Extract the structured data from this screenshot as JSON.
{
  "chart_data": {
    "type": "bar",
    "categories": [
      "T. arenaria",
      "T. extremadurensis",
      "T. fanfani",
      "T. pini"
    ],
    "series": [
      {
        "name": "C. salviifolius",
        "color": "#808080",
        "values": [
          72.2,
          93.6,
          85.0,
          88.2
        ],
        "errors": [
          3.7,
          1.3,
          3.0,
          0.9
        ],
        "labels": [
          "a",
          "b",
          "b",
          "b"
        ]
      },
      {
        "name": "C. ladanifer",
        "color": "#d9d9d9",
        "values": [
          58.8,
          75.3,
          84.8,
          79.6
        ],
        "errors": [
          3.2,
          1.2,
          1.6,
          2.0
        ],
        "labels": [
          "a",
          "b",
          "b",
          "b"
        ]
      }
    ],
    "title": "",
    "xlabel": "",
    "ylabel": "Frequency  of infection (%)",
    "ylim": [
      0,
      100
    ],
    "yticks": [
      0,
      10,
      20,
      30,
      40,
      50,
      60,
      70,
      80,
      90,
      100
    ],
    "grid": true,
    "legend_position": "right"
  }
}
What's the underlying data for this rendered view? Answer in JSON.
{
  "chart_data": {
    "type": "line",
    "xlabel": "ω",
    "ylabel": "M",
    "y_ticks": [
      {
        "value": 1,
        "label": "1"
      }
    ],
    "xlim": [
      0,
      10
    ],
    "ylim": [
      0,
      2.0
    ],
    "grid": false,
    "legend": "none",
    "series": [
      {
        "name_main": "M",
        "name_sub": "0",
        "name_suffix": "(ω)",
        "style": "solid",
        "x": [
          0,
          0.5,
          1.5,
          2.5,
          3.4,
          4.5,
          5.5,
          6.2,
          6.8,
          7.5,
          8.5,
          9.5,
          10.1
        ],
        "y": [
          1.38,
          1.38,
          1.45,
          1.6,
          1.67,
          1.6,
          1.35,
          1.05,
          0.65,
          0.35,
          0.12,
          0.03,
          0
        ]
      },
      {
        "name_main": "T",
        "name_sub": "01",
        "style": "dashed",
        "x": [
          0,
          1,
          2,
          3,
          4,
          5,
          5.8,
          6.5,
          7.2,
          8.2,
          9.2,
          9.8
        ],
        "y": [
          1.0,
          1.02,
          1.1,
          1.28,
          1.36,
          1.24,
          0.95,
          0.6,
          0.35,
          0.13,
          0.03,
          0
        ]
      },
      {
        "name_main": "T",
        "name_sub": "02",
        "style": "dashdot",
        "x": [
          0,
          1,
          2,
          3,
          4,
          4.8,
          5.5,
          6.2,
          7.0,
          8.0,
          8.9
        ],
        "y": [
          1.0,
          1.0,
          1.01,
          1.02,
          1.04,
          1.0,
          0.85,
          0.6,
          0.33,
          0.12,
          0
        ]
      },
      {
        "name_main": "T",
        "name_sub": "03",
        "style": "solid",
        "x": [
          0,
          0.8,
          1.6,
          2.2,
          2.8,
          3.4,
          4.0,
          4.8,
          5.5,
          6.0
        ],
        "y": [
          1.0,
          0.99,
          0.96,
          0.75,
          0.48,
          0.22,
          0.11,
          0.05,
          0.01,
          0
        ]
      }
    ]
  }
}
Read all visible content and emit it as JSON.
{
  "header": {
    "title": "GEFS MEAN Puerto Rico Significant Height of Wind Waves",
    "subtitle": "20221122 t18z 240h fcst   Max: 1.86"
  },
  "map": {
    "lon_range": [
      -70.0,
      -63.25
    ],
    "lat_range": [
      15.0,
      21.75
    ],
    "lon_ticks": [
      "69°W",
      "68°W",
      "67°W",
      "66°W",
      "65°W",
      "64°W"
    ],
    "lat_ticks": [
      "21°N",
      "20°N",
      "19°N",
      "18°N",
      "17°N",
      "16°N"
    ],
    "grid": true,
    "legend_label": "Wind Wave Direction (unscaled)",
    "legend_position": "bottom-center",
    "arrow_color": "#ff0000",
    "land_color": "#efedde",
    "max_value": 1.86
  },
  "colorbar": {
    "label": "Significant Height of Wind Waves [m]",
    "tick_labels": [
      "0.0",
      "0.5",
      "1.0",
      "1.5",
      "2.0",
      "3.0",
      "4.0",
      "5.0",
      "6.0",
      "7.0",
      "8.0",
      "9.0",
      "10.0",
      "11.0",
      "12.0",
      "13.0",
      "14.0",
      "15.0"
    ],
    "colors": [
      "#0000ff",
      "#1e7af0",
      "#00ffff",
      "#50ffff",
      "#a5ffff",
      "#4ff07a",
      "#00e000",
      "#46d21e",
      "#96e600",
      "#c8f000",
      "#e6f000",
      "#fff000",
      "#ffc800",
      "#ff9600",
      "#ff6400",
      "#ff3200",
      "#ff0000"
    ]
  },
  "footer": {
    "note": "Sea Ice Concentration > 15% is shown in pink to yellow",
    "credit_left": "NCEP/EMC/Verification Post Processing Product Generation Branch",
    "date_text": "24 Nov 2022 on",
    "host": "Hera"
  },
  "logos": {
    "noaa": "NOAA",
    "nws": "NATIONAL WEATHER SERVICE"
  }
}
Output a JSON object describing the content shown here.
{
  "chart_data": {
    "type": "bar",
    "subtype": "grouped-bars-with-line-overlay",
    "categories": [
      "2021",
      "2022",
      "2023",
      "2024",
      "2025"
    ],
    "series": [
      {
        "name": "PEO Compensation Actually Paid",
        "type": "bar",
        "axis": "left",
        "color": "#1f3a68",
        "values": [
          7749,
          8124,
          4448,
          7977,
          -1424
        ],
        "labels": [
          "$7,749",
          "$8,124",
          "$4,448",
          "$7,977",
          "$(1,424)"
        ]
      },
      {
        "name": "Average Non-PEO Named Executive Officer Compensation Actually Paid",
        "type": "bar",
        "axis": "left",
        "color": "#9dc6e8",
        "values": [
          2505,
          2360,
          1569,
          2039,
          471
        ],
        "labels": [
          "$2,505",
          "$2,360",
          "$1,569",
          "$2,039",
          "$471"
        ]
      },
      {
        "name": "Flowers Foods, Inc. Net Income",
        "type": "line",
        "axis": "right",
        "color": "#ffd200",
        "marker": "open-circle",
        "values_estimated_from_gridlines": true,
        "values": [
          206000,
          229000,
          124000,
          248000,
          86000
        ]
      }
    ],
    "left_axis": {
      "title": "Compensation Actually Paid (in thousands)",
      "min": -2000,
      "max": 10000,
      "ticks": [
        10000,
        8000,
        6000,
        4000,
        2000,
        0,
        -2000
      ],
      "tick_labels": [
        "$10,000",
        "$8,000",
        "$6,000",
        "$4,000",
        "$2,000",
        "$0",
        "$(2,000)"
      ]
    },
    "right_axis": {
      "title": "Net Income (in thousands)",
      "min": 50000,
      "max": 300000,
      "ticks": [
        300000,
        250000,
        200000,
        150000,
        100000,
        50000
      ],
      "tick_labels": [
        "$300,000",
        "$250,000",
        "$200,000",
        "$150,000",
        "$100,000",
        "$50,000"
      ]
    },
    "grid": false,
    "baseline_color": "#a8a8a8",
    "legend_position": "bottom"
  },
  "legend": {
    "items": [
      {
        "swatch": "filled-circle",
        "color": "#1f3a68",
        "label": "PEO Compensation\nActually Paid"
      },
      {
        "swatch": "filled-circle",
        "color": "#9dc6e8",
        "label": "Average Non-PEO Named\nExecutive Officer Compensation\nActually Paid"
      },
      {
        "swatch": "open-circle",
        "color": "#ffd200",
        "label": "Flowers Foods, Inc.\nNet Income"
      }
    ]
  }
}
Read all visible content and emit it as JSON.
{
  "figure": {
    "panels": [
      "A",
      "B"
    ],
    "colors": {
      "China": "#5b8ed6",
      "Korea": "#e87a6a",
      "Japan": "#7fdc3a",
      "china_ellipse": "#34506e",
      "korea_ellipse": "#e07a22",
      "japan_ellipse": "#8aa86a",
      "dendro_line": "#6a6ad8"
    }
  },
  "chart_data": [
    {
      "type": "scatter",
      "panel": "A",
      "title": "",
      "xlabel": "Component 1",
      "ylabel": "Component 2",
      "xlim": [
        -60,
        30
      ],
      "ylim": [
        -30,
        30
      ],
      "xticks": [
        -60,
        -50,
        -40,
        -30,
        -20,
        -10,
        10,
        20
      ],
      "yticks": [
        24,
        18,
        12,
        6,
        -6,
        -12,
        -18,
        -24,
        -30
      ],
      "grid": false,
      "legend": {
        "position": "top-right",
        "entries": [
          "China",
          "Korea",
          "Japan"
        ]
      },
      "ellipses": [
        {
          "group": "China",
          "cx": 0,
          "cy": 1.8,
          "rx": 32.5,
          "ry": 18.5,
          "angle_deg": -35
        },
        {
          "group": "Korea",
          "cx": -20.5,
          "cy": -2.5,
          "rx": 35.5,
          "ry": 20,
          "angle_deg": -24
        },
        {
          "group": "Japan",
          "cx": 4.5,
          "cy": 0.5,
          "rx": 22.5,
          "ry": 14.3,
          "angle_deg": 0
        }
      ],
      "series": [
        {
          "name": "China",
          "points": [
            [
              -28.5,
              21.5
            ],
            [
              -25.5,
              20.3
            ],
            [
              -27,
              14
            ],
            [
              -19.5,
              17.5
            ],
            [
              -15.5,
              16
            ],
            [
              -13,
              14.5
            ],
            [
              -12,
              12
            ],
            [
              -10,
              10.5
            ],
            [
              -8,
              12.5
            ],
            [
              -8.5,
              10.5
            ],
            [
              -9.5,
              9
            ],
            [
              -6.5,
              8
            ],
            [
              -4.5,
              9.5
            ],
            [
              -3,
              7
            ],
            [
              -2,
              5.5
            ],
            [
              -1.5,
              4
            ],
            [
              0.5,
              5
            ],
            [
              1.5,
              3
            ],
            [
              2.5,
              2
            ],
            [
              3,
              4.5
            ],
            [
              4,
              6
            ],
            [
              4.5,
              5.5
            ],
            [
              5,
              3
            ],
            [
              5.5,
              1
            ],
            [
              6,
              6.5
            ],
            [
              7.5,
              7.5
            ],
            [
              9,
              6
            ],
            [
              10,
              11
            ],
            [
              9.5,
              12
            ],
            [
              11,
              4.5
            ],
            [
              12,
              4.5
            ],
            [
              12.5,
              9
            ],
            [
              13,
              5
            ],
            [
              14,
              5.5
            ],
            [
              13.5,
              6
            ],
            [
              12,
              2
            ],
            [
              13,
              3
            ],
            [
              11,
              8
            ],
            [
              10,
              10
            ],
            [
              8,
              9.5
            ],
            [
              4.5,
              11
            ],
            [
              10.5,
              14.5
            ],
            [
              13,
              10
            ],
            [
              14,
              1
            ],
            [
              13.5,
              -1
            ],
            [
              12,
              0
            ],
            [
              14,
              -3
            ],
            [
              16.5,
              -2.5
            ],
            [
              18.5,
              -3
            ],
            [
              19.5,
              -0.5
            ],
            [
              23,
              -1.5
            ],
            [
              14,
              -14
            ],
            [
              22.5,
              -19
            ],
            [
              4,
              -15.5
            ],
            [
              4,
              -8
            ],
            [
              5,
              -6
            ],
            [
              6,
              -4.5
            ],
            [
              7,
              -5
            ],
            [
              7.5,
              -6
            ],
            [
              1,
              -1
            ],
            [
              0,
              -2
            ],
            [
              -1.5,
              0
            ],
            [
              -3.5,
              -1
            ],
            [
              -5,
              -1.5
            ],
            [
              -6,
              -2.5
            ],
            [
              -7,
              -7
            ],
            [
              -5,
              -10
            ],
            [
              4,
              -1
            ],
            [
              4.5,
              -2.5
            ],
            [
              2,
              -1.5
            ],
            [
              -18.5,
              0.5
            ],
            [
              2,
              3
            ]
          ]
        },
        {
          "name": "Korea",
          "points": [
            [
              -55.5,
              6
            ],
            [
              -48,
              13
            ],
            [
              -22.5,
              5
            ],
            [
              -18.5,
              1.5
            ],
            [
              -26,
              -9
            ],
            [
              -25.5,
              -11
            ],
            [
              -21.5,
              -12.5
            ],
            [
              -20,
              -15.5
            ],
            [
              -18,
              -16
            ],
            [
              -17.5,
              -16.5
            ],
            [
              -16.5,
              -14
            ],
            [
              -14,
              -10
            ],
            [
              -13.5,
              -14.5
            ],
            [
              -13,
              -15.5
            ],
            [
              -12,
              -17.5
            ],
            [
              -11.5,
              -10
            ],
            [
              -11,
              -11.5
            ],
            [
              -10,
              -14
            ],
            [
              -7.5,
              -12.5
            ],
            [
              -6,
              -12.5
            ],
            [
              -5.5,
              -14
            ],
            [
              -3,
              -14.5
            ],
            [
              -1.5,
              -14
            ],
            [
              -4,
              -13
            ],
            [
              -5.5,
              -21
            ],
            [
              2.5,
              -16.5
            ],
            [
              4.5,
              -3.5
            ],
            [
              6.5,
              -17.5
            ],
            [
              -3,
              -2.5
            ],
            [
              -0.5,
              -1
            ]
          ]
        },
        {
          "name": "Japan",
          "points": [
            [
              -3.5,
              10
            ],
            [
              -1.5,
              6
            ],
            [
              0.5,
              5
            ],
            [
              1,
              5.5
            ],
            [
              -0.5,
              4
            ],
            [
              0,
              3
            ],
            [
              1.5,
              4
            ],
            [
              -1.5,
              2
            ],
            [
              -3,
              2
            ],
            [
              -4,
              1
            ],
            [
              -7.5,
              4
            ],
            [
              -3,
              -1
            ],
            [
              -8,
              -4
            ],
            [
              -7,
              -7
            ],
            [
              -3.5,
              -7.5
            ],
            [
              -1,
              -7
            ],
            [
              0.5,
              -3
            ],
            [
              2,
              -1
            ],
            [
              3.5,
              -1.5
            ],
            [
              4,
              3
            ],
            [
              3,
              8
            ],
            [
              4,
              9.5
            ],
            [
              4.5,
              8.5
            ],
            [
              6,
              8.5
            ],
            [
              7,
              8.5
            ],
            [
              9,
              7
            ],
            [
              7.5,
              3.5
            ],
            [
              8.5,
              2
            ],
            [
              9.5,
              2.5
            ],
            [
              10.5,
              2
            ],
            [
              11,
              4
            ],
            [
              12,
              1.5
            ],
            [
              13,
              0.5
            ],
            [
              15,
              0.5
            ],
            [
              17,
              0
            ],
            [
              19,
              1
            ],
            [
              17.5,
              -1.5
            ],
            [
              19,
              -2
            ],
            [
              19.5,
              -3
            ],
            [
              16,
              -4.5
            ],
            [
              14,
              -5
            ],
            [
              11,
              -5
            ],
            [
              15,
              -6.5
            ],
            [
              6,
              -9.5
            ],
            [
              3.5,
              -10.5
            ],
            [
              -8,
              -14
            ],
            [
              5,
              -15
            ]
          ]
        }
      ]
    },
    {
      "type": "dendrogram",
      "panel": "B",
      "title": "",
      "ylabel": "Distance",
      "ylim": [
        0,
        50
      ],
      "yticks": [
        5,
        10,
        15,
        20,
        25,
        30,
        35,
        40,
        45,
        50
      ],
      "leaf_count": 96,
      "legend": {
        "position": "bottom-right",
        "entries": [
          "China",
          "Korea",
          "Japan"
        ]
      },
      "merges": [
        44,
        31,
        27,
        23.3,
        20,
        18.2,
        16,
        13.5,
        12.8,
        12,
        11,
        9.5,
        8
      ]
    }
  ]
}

#####

▸ **WHAT TO WORK ON**
Go through the records. Copy each line where "nActually" appears.

▸ **EXERCISE ANSWER**
        "label": "PEO Compensation\nActually Paid"
        "label": "Average Non-PEO Named\nExecutive Officer Compensation\nActually Paid"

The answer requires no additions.